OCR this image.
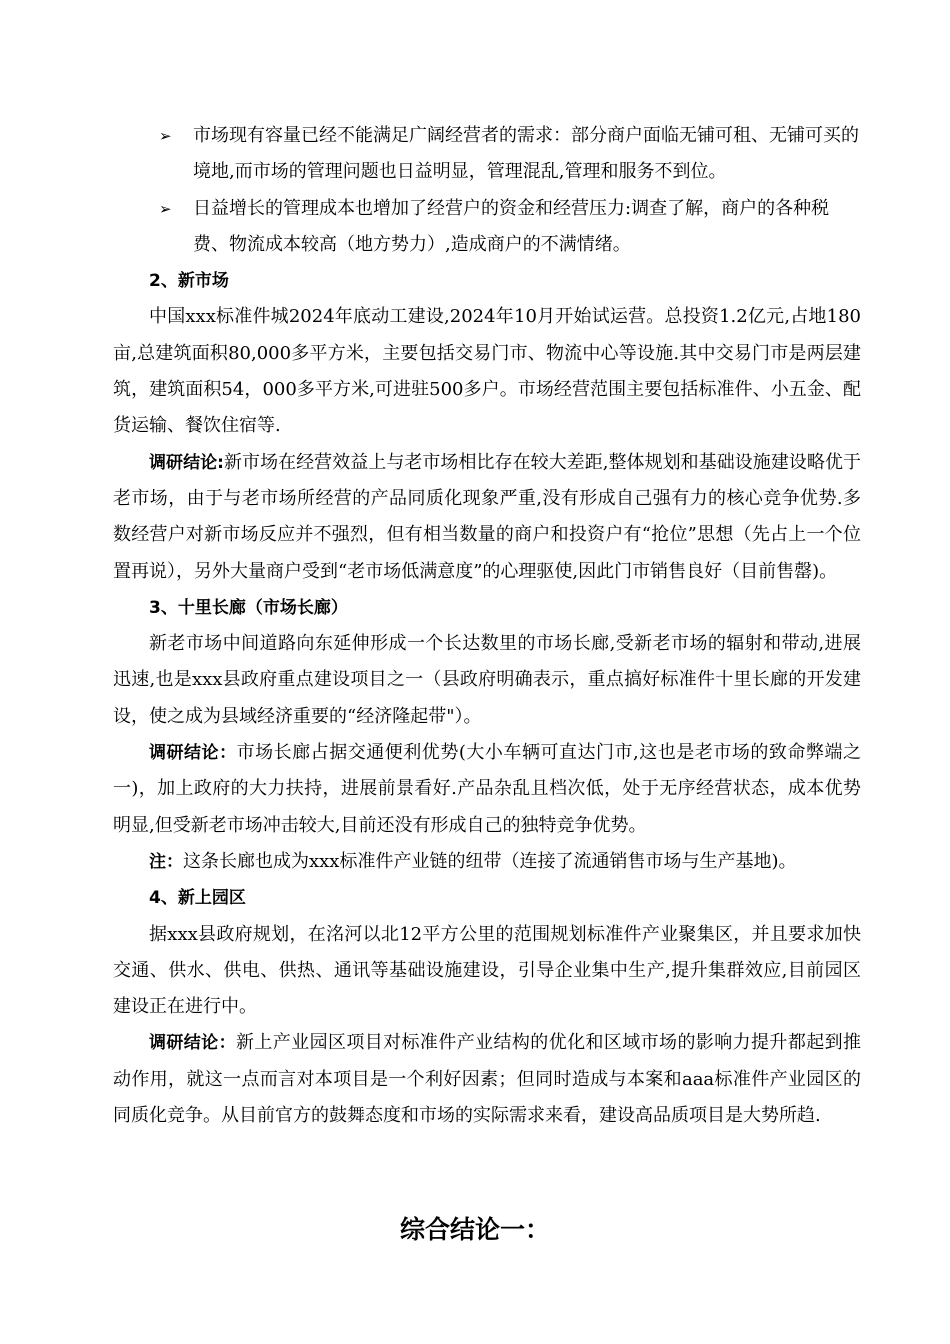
➢ 市场现有容量已经不能满足广阔经营者的需求：部分商户面临无铺可租、无铺可买的境地,而市场的管理问题也日益明显，管理混乱,管理和服务不到位。
➢ 日益增长的管理成本也增加了经营户的资金和经营压力:调查了解，商户的各种税费、物流成本较高（地方势力）,造成商户的不满情绪。
2、新市场
中国xxx标准件城2024年底动工建设,2024年10月开始试运营。总投资1.2亿元,占地180亩,总建筑面积80,000多平方米，主要包括交易门市、物流中心等设施.其中交易门市是两层建筑，建筑面积54，000多平方米,可进驻500多户。市场经营范围主要包括标准件、小五金、配货运输、餐饮住宿等.
调研结论:新市场在经营效益上与老市场相比存在较大差距,整体规划和基础设施建设略优于老市场，由于与老市场所经营的产品同质化现象严重,没有形成自己强有力的核心竞争优势.多数经营户对新市场反应并不强烈，但有相当数量的商户和投资户有“抢位”思想（先占上一个位置再说），另外大量商户受到“老市场低满意度”的心理驱使,因此门市销售良好（目前售罄)。
3、十里长廊（市场长廊）
新老市场中间道路向东延伸形成一个长达数里的市场长廊,受新老市场的辐射和带动,进展迅速,也是xxx县政府重点建设项目之一（县政府明确表示，重点搞好标准件十里长廊的开发建设，使之成为县域经济重要的“经济隆起带"）。
调研结论：市场长廊占据交通便利优势(大小车辆可直达门市,这也是老市场的致命弊端之一)，加上政府的大力扶持，进展前景看好.产品杂乱且档次低，处于无序经营状态，成本优势明显,但受新老市场冲击较大,目前还没有形成自己的独特竞争优势。
注：这条长廊也成为xxx标准件产业链的纽带（连接了流通销售市场与生产基地)。
4、新上园区
据xxx县政府规划，在洺河以北12平方公里的范围规划标准件产业聚集区，并且要求加快交通、供水、供电、供热、通讯等基础设施建设，引导企业集中生产,提升集群效应,目前园区建设正在进行中。
调研结论：新上产业园区项目对标准件产业结构的优化和区域市场的影响力提升都起到推动作用，就这一点而言对本项目是一个利好因素；但同时造成与本案和aaa标准件产业园区的同质化竞争。从目前官方的鼓舞态度和市场的实际需求来看，建设高品质项目是大势所趋.
综合结论一：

★ ★ ★

◆ AIM
Give every line above again exactly, with no pictures.

◆ RESPONSE
OCR this image.
➢ 市场现有容量已经不能满足广阔经营者的需求：部分商户面临无铺可租、无铺可买的境地,而市场的管理问题也日益明显，管理混乱,管理和服务不到位。
➢ 日益增长的管理成本也增加了经营户的资金和经营压力:调查了解，商户的各种税费、物流成本较高（地方势力）,造成商户的不满情绪。
2、新市场
中国xxx标准件城2024年底动工建设,2024年10月开始试运营。总投资1.2亿元,占地180亩,总建筑面积80,000多平方米，主要包括交易门市、物流中心等设施.其中交易门市是两层建筑，建筑面积54，000多平方米,可进驻500多户。市场经营范围主要包括标准件、小五金、配货运输、餐饮住宿等.
调研结论:新市场在经营效益上与老市场相比存在较大差距,整体规划和基础设施建设略优于老市场，由于与老市场所经营的产品同质化现象严重,没有形成自己强有力的核心竞争优势.多数经营户对新市场反应并不强烈，但有相当数量的商户和投资户有“抢位”思想（先占上一个位置再说），另外大量商户受到“老市场低满意度”的心理驱使,因此门市销售良好（目前售罄)。
3、十里长廊（市场长廊）
新老市场中间道路向东延伸形成一个长达数里的市场长廊,受新老市场的辐射和带动,进展迅速,也是xxx县政府重点建设项目之一（县政府明确表示，重点搞好标准件十里长廊的开发建设，使之成为县域经济重要的“经济隆起带"）。
调研结论：市场长廊占据交通便利优势(大小车辆可直达门市,这也是老市场的致命弊端之一)，加上政府的大力扶持，进展前景看好.产品杂乱且档次低，处于无序经营状态，成本优势明显,但受新老市场冲击较大,目前还没有形成自己的独特竞争优势。
注：这条长廊也成为xxx标准件产业链的纽带（连接了流通销售市场与生产基地)。
4、新上园区
据xxx县政府规划，在洺河以北12平方公里的范围规划标准件产业聚集区，并且要求加快交通、供水、供电、供热、通讯等基础设施建设，引导企业集中生产,提升集群效应,目前园区建设正在进行中。
调研结论：新上产业园区项目对标准件产业结构的优化和区域市场的影响力提升都起到推动作用，就这一点而言对本项目是一个利好因素；但同时造成与本案和aaa标准件产业园区的同质化竞争。从目前官方的鼓舞态度和市场的实际需求来看，建设高品质项目是大势所趋.
综合结论一：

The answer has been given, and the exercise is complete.